--- Required work ---
Compile every line that includes the word "page".

--- Data lines ---
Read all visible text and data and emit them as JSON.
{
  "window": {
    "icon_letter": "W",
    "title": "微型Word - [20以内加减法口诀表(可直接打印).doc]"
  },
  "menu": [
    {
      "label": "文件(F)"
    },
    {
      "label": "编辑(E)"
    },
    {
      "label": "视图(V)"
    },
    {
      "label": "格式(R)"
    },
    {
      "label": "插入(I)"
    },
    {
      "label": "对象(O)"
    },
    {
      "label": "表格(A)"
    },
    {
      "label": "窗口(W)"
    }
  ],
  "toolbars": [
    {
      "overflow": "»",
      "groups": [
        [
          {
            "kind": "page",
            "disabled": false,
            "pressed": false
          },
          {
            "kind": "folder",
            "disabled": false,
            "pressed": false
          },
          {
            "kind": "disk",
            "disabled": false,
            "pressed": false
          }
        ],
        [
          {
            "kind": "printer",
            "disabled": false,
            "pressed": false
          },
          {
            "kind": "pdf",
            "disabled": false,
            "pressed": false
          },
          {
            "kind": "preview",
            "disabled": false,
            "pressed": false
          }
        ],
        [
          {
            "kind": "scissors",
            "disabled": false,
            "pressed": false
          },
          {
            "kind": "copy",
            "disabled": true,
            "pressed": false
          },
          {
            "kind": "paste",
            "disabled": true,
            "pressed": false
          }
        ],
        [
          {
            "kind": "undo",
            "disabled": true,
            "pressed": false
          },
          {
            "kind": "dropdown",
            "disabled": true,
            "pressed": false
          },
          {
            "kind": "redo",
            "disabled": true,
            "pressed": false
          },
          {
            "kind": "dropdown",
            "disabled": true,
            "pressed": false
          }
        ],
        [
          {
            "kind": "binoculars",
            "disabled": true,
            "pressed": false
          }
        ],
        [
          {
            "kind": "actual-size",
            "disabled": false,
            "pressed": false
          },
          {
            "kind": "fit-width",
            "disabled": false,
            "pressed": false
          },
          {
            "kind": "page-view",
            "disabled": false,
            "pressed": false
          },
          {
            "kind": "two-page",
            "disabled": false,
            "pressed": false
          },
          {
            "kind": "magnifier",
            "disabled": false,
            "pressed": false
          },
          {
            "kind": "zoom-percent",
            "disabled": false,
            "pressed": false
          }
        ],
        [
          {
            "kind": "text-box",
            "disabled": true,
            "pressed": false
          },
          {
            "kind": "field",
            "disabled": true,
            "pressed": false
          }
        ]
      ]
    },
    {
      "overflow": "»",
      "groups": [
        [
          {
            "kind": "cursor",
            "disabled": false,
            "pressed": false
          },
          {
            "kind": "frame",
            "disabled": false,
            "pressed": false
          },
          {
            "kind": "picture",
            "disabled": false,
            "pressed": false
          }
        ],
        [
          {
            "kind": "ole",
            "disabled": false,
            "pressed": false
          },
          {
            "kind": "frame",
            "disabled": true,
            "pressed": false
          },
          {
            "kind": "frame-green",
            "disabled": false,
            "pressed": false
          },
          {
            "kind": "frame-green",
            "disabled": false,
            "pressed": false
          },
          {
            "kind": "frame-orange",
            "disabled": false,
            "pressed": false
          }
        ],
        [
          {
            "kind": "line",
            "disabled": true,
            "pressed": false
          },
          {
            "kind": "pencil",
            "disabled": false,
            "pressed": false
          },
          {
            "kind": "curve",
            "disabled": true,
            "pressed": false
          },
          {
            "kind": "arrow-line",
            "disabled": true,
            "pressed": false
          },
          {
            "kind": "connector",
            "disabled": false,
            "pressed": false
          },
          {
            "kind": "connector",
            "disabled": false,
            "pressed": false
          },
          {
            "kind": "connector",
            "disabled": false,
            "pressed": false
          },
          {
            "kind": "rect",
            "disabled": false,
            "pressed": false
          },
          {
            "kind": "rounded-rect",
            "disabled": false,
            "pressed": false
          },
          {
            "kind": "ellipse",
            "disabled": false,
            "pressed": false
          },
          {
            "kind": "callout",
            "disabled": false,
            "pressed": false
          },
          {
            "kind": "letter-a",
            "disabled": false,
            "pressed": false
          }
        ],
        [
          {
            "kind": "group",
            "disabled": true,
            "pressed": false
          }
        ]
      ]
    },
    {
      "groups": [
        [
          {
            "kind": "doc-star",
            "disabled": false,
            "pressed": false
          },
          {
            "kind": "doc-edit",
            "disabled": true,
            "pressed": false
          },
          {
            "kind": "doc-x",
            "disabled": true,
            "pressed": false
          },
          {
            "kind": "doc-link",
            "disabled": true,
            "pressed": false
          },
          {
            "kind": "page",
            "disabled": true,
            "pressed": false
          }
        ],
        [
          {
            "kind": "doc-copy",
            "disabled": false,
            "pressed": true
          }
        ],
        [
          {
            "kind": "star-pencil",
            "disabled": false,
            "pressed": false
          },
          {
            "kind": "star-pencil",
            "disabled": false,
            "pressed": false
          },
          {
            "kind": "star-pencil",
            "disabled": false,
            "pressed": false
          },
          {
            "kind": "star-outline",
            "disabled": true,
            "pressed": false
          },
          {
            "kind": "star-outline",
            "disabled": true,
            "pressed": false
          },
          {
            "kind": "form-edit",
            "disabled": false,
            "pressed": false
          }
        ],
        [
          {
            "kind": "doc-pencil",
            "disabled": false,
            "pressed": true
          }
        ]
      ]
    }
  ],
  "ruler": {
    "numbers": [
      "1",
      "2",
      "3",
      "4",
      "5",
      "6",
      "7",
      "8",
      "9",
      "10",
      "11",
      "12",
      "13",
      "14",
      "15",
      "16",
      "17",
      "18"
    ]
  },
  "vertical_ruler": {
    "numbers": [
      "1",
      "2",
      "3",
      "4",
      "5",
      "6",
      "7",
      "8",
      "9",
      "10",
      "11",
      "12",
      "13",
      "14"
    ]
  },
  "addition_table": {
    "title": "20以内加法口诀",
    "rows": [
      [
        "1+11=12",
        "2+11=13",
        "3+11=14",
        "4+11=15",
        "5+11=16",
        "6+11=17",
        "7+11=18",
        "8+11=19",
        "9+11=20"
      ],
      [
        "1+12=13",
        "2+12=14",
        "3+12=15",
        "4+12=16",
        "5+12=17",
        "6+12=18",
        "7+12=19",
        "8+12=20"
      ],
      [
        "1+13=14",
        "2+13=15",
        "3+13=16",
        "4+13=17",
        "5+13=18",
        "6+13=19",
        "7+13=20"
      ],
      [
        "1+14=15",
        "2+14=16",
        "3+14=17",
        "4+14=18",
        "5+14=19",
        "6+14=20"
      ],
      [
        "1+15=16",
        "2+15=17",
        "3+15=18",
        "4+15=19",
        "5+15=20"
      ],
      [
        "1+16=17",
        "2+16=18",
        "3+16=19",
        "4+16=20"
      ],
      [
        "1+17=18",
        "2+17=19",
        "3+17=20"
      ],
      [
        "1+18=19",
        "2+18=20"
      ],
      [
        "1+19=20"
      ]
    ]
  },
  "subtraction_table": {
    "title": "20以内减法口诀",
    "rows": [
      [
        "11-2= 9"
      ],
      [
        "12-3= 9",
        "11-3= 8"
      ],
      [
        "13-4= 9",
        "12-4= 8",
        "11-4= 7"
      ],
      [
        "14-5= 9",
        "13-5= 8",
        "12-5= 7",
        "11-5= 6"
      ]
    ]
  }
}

--- Written answer ---
            "kind": "page",
            "kind": "page-view",
            "kind": "two-page",
            "kind": "page",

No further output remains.